## Short problem
Quote the lines below verbatim, from the first line through the line containing "story-panel-3[interactable]: khloekardashian ✓", including both of those lines.

Annotated element entries:
•••

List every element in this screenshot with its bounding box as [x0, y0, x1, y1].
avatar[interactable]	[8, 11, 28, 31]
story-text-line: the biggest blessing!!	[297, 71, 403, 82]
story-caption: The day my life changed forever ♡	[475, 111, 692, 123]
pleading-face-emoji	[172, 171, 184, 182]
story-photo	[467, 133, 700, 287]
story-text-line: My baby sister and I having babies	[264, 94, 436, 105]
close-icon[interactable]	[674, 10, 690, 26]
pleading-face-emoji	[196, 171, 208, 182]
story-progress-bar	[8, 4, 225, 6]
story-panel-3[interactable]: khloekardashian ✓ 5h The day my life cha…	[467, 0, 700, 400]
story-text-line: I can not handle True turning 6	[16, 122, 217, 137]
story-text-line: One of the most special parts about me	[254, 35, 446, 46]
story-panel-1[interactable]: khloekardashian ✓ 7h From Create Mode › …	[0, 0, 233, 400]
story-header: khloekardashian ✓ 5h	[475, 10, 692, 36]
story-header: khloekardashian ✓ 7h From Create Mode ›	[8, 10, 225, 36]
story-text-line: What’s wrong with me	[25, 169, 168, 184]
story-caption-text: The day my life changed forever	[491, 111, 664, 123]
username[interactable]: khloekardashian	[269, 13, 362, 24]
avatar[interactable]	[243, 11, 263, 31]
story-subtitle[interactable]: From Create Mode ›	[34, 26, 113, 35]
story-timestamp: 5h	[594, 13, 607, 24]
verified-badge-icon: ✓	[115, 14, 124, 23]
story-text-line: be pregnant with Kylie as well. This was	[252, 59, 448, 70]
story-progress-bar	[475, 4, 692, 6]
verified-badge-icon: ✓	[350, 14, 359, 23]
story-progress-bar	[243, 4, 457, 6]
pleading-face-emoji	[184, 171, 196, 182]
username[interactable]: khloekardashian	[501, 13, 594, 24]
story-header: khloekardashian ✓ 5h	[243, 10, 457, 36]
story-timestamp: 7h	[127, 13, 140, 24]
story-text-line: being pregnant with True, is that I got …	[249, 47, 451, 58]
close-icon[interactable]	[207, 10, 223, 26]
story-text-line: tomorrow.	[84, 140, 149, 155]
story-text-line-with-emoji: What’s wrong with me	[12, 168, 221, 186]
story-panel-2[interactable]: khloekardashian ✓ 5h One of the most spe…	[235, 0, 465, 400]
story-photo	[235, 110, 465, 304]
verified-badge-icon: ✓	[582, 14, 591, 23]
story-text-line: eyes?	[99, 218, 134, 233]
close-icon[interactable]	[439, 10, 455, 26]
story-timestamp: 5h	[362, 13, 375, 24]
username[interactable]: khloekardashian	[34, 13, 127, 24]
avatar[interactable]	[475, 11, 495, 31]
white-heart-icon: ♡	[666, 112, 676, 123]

•••

## Result
List every element in this screenshot with its bounding box as [x0, y0, x1, y1].
avatar[interactable]	[8, 11, 28, 31]
story-text-line: the biggest blessing!!	[297, 71, 403, 82]
story-caption: The day my life changed forever ♡	[475, 111, 692, 123]
pleading-face-emoji	[172, 171, 184, 182]
story-photo	[467, 133, 700, 287]
story-text-line: My baby sister and I having babies	[264, 94, 436, 105]
close-icon[interactable]	[674, 10, 690, 26]
pleading-face-emoji	[196, 171, 208, 182]
story-progress-bar	[8, 4, 225, 6]
story-panel-3[interactable]: khloekardashian ✓ 5h The day my life cha…	[467, 0, 700, 400]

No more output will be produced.